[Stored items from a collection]
■ ■ ■ ■ ■

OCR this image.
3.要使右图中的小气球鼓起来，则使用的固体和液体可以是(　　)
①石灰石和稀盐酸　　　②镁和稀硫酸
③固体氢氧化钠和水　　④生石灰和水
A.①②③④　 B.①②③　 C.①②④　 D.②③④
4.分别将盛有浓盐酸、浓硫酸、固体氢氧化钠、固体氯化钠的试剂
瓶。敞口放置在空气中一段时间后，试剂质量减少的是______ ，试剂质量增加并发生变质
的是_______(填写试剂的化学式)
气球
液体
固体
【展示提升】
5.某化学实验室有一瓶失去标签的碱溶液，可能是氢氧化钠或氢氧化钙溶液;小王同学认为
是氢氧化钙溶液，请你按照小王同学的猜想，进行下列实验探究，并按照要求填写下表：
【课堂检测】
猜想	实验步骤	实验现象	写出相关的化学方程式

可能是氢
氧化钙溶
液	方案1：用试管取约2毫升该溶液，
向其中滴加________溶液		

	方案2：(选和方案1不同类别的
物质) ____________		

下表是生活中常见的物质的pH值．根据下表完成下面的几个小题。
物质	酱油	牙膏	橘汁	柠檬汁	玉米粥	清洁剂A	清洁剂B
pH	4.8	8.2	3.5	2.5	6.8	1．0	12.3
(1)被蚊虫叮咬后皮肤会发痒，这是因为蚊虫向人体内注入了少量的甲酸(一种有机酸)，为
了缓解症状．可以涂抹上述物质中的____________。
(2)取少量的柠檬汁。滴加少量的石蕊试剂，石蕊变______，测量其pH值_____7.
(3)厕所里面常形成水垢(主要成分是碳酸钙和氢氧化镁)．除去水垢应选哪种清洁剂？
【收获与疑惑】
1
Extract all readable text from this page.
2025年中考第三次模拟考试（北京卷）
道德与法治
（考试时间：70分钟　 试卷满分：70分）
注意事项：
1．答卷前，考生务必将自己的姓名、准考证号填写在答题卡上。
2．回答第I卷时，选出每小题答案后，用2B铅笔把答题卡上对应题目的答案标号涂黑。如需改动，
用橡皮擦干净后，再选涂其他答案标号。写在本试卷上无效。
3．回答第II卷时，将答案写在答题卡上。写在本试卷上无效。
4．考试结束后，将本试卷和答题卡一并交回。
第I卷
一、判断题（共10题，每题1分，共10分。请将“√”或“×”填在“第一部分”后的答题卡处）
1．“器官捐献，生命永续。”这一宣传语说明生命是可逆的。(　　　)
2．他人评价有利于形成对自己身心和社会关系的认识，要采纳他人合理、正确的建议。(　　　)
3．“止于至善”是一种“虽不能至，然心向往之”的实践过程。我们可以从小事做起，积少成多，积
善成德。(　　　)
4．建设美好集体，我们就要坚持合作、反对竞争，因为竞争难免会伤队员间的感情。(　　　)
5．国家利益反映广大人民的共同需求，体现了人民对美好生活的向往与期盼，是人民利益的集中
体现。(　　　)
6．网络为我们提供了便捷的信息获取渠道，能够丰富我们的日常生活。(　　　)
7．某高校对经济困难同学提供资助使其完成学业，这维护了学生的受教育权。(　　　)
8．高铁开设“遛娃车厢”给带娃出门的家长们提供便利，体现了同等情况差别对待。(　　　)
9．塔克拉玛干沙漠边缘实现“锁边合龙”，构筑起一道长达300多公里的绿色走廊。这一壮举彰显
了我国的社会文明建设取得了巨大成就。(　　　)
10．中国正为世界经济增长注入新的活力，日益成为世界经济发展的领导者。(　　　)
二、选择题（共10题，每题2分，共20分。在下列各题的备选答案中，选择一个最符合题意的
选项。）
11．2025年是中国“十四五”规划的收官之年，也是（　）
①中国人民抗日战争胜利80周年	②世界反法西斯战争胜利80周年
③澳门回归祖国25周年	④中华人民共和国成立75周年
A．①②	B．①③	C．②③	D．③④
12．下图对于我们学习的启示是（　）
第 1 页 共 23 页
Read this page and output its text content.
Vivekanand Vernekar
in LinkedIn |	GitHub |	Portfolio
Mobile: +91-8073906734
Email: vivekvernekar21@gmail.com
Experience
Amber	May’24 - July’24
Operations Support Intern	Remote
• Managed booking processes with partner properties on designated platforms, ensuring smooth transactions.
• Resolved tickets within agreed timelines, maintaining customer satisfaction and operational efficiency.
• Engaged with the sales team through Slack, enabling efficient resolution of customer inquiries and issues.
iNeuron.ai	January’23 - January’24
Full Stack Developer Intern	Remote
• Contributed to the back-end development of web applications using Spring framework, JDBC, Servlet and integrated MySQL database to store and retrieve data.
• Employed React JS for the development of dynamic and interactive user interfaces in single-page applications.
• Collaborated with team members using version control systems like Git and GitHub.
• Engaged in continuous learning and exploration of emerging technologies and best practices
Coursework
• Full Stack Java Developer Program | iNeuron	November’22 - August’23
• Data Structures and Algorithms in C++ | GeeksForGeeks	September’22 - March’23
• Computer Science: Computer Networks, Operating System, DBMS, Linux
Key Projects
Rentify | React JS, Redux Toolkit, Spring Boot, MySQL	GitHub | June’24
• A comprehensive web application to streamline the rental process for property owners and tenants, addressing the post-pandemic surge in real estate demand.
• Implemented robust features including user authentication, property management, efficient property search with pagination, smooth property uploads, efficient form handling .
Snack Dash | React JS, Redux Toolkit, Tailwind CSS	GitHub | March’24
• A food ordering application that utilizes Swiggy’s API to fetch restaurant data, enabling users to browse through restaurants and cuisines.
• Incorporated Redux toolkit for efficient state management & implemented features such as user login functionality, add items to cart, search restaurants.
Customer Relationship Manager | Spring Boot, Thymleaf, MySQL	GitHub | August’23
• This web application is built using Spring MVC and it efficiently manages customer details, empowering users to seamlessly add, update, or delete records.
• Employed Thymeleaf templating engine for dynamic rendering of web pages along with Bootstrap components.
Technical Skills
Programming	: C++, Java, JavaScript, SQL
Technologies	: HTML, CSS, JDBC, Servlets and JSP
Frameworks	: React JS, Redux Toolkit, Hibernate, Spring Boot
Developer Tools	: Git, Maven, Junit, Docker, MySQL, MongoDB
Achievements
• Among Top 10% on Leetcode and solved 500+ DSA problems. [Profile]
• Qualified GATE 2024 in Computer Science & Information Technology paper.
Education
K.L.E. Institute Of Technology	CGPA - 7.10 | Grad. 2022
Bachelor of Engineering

■ ■ ■ ■ ■

■ **Short problem**
Looking at the material above, count the lines that hold "Computer" and give the total alone.

■ **Final answer**
2